**Problem to work on**: Summarize the free speech transcript in two sentences.

I believe this is actually the most important issue of the year, of maybe our generation.
Because first of all, it's used to stop debate about any issue, whether it's about terrorism, refugees, borders, Globalism.
If you play the word police game, the thought police game, the censorship game, you stop any dissent.
And when you hold the establishment cards, as the left now does, all of a sudden Berkeley doesn't really want free speech because they have the power now.
They never really believed in it.
They just believed in it as a temporary tactic.
I see, though, the philosophical fraying of our understanding of free speech This false dichotomy between free speeches and hate speech as if we could ban a natural human emotion.
But I see it now coming through in legislation.
And I see in Canada the passage of the motion M103 to have a whole of government approach to eliminate Islamophobia.
What does that mean?
Fear of Islam?
How can you pass a law to eliminate fear of any ideology?
I see this as a central issue.
The censorship of words and ideas and thoughts And I see it as the central characteristic of the leftist ideology in any country.
I see it not so much in politics, I see it in politics, but I see it in corporate titans.
I see it in Facebook and Twitter and Google.
I see Eric Schmidt, the executive VP of Google, talking about a spell check for hate.
A spell check for hate.
I see it in Facebook, Twitter, Microsoft and Google signing an agreement with the European Union Not passed through legislation, not through any deliberative process, a private negotiated censorship agreement between those four tech titans and the European Union, so specifically designed to halt the rise of Marine Le Pen in France and the alternative for Deutschland and Frauke Petry in Germany.
I see that as the great challenge of our day.
The censorship, not just from government, but through these massive tech titans.
Well, I mean, I think that is one of the biggest issues that we have to face.
It was kind of inevitable, like the left was for free speech when they were in the minority and attempting to storm the bastions of power.
Now that they hold, you have the three Ps, four Ps, sorry, which we get to in a sec, but now they hold those bastions of power.
Naturally, they're not as interested in free speech.
You know, it's like small companies, they don't like a lot of regulation.
When they're growing, when they become big companies, they're very big fans of regulation because it keeps the small companies from competing with them because they don't have the same armies of lawyers and regulatory compliance specialists and so on.
So this is sort of a natural cycle.
And we have this astounding, you know, the biggest explosion in human communication since the invention of the printing press.
And when you get the invention of the printing press, you get the dissemination of texts in the vernacular to the general population, causes the splintering of Christendom under the Catholic Church, and it is a massive explosion in human communication, sets the stage for all of the wonders that came after it.
Well, the terrors and the wonders, like the religious warfare, then The Age of Reason, the Enlightenment, the Renaissance, the Industrial Revolution, all of that grew out of communication.
And this capacity for you and I to even have this conversation and transmit it to millions of people, that is a huge threat to the existing power structures that have grown up with a near monopoly over the means of communication.
To hell with the means of production.
What really matters in society are the means of communication.
And this whole monopoly is breaking up right under them.
Yeah.
It's, I use the phrase, the political media industrial complex.
I sometimes say the word the media party because it's not just any one media group.
I think you could include a lot of consultants, pollsters, pundits, second-hand idea mongers, think tankers.
You know, Daniel Pipes came up with what he called the four P's.

**Given information**:
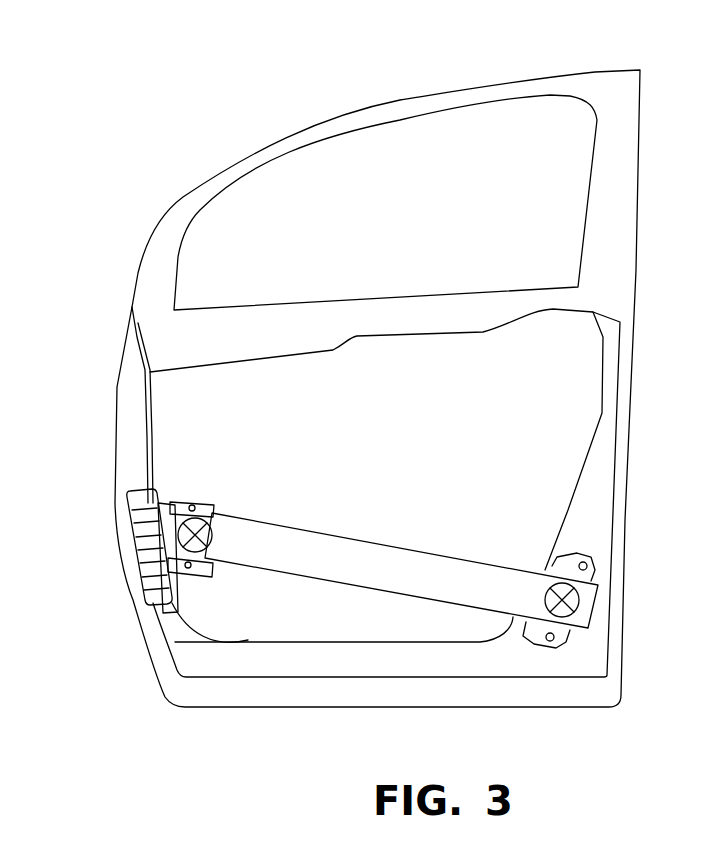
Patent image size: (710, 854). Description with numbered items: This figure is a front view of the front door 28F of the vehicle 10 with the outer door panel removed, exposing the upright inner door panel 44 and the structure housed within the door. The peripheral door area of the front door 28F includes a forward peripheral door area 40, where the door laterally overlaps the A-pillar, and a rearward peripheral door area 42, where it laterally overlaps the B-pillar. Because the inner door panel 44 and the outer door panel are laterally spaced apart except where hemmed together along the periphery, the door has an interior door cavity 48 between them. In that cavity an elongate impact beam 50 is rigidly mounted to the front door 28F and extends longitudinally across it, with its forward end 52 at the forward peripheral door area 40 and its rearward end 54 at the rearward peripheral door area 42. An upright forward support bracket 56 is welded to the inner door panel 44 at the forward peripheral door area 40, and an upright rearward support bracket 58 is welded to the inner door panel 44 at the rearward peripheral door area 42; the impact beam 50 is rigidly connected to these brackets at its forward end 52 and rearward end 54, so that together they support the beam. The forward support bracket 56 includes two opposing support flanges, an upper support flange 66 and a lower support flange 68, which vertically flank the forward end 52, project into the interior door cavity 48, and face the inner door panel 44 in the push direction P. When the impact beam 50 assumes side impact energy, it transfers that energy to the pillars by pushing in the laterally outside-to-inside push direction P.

**Solution to this task**: One speaker calls the censorship of words, ideas and thoughts the great challenge of the day, pointing to Canada's motion M103 and to a private censorship agreement between Facebook, Twitter, Microsoft, Google and the European Union. The other says the left became less interested in free speech once it held the bastions of power, and that the biggest explosion in human communication since the printing press threatens power structures that have had a near monopoly over the means of communication.